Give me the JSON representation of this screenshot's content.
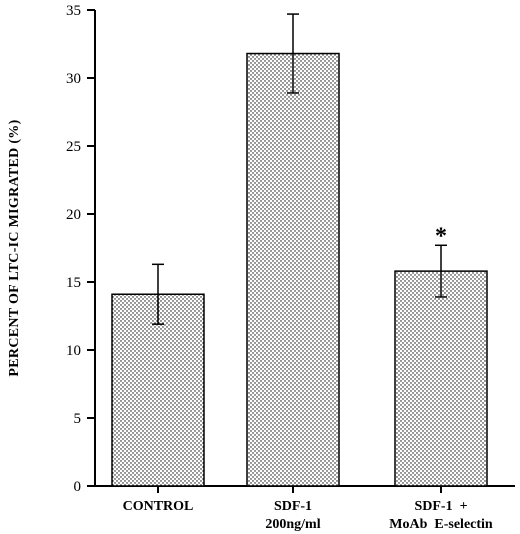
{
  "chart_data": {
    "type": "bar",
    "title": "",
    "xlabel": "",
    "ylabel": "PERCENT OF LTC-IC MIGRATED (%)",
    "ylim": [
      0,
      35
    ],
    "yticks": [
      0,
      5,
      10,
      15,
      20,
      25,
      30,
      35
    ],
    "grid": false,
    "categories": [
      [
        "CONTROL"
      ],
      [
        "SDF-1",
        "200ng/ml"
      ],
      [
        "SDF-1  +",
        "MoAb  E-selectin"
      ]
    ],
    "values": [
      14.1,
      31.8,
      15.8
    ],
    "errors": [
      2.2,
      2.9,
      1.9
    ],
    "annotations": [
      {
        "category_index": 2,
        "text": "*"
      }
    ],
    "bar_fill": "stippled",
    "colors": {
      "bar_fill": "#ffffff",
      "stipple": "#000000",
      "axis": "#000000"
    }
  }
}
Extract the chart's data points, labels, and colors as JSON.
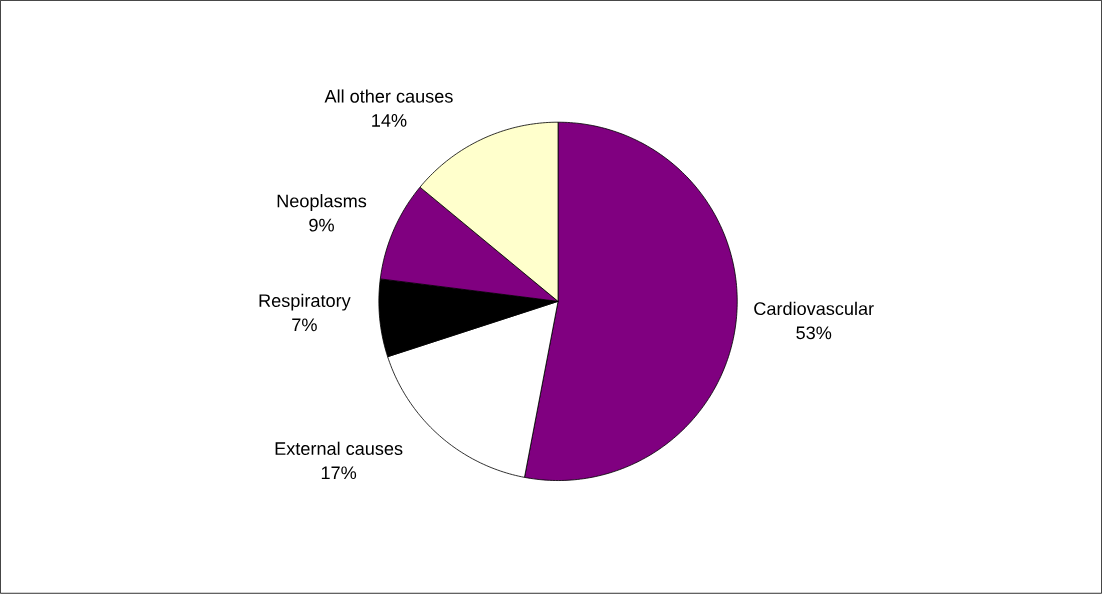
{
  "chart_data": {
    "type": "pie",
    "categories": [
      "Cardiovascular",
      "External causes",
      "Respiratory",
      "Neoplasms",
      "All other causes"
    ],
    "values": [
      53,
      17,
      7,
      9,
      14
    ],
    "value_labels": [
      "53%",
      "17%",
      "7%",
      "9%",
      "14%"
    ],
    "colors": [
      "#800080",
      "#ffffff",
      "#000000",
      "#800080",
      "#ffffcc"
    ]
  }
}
───
→ **Task instructions**: Reproduce exactly and only the lines from the one with "Extract the chart's" through the last entry, both included, excluding every picture.

→ **Written solution**:
Extract the chart's data points, labels, and colors as JSON.
{
  "chart_data": {
    "type": "pie",
    "categories": [
      "Cardiovascular",
      "External causes",
      "Respiratory",
      "Neoplasms",
      "All other causes"
    ],
    "values": [
      53,
      17,
      7,
      9,
      14
    ],
    "value_labels": [
      "53%",
      "17%",
      "7%",
      "9%",
      "14%"
    ],
    "colors": [
      "#800080",
      "#ffffff",
      "#000000",
      "#800080",
      "#ffffcc"
    ]
  }
}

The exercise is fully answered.